Your goal> What follows is a listing to be transcribed exactly.

Extracted entries>

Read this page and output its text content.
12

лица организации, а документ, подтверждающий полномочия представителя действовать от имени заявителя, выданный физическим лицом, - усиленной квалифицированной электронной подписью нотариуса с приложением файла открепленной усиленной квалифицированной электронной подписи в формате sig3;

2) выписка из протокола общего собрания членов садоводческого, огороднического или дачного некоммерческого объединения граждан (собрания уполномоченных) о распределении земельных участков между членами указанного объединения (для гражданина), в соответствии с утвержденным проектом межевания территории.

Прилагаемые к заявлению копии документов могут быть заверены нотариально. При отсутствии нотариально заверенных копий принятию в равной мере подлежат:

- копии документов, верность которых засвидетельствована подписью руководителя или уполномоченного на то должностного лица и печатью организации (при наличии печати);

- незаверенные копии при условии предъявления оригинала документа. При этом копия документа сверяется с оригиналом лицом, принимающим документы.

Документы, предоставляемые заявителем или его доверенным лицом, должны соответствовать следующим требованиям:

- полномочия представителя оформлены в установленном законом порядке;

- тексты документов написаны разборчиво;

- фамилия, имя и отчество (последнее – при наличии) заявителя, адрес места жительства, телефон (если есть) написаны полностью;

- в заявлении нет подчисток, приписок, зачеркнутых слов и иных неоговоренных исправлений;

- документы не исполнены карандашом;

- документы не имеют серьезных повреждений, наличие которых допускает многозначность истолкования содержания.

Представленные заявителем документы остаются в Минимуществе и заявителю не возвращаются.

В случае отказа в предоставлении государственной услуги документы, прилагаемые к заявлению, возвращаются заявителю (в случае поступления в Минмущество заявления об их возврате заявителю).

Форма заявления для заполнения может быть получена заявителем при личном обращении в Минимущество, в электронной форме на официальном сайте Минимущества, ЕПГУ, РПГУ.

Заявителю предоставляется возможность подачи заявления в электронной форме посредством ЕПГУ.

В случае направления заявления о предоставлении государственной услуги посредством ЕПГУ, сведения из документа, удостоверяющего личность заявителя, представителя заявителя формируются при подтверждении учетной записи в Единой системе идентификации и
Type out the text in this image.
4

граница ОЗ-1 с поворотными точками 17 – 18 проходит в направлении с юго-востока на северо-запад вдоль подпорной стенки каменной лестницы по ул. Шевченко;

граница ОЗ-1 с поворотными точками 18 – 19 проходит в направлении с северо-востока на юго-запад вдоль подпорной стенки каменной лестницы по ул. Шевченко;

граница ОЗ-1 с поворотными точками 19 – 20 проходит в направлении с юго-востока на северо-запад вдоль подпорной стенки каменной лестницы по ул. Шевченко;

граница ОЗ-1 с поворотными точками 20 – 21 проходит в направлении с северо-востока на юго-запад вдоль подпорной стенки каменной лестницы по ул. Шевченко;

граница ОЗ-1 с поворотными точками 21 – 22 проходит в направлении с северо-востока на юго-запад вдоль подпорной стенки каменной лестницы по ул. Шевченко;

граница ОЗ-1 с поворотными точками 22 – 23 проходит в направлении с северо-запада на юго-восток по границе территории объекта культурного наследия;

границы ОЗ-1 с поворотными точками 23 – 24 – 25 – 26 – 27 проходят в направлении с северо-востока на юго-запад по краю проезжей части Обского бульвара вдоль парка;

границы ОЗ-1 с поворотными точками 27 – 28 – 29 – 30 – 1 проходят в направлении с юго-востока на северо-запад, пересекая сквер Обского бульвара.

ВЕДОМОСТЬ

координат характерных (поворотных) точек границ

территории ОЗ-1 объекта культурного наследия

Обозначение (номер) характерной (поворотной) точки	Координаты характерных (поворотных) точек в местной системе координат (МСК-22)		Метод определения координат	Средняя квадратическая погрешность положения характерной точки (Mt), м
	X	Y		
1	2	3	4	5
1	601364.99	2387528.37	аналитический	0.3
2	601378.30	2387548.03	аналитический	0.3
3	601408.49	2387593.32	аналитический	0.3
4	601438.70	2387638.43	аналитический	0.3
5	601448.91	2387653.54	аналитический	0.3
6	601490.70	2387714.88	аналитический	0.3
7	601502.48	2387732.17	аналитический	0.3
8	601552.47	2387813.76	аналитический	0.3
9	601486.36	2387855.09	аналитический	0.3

Written response>
Read this page and output its text content.
12

лица организации, а документ, подтверждающий полномочия представителя действовать от имени заявителя, выданный физическим лицом, - усиленной квалифицированной электронной подписью нотариуса с приложением файла открепленной усиленной квалифицированной электронной подписи в формате sig3;

2) выписка из протокола общего собрания членов садоводческого, огороднического или дачного некоммерческого объединения граждан (собрания уполномоченных) о распределении земельных участков между членами указанного объединения (для гражданина), в соответствии с утвержденным проектом межевания территории.

Прилагаемые к заявлению копии документов могут быть заверены нотариально. При отсутствии нотариально заверенных копий принятию в равной мере подлежат:

- копии документов, верность которых засвидетельствована подписью руководителя или уполномоченного на то должностного лица и печатью организации (при наличии печати);

- незаверенные копии при условии предъявления оригинала документа. При этом копия документа сверяется с оригиналом лицом, принимающим документы.

Документы, предоставляемые заявителем или его доверенным лицом, должны соответствовать следующим требованиям:

- полномочия представителя оформлены в установленном законом порядке;

- тексты документов написаны разборчиво;

- фамилия, имя и отчество (последнее – при наличии) заявителя, адрес места жительства, телефон (если есть) написаны полностью;

- в заявлении нет подчисток, приписок, зачеркнутых слов и иных неоговоренных исправлений;

- документы не исполнены карандашом;

- документы не имеют серьезных повреждений, наличие которых допускает многозначность истолкования содержания.

Представленные заявителем документы остаются в Минимуществе и заявителю не возвращаются.

В случае отказа в предоставлении государственной услуги документы, прилагаемые к заявлению, возвращаются заявителю (в случае поступления в Минмущество заявления об их возврате заявителю).

Форма заявления для заполнения может быть получена заявителем при личном обращении в Минимущество, в электронной форме на официальном сайте Минимущества, ЕПГУ, РПГУ.

Заявителю предоставляется возможность подачи заявления в электронной форме посредством ЕПГУ.

В случае направления заявления о предоставлении государственной услуги посредством ЕПГУ, сведения из документа, удостоверяющего личность заявителя, представителя заявителя формируются при подтверждении учетной записи в Единой системе идентификации и
Type out the text in this image.
4

граница ОЗ-1 с поворотными точками 17 – 18 проходит в направлении с юго-востока на северо-запад вдоль подпорной стенки каменной лестницы по ул. Шевченко;

граница ОЗ-1 с поворотными точками 18 – 19 проходит в направлении с северо-востока на юго-запад вдоль подпорной стенки каменной лестницы по ул. Шевченко;

граница ОЗ-1 с поворотными точками 19 – 20 проходит в направлении с юго-востока на северо-запад вдоль подпорной стенки каменной лестницы по ул. Шевченко;

граница ОЗ-1 с поворотными точками 20 – 21 проходит в направлении с северо-востока на юго-запад вдоль подпорной стенки каменной лестницы по ул. Шевченко;

граница ОЗ-1 с поворотными точками 21 – 22 проходит в направлении с северо-востока на юго-запад вдоль подпорной стенки каменной лестницы по ул. Шевченко;

граница ОЗ-1 с поворотными точками 22 – 23 проходит в направлении с северо-запада на юго-восток по границе территории объекта культурного наследия;

границы ОЗ-1 с поворотными точками 23 – 24 – 25 – 26 – 27 проходят в направлении с северо-востока на юго-запад по краю проезжей части Обского бульвара вдоль парка;

границы ОЗ-1 с поворотными точками 27 – 28 – 29 – 30 – 1 проходят в направлении с юго-востока на северо-запад, пересекая сквер Обского бульвара.

ВЕДОМОСТЬ

координат характерных (поворотных) точек границ

территории ОЗ-1 объекта культурного наследия

Обозначение (номер) характерной (поворотной) точки	Координаты характерных (поворотных) точек в местной системе координат (МСК-22)		Метод определения координат	Средняя квадратическая погрешность положения характерной точки (Mt), м
	X	Y		
1	2	3	4	5
1	601364.99	2387528.37	аналитический	0.3
2	601378.30	2387548.03	аналитический	0.3
3	601408.49	2387593.32	аналитический	0.3
4	601438.70	2387638.43	аналитический	0.3
5	601448.91	2387653.54	аналитический	0.3
6	601490.70	2387714.88	аналитический	0.3
7	601502.48	2387732.17	аналитический	0.3
8	601552.47	2387813.76	аналитический	0.3
9	601486.36	2387855.09	аналитический	0.3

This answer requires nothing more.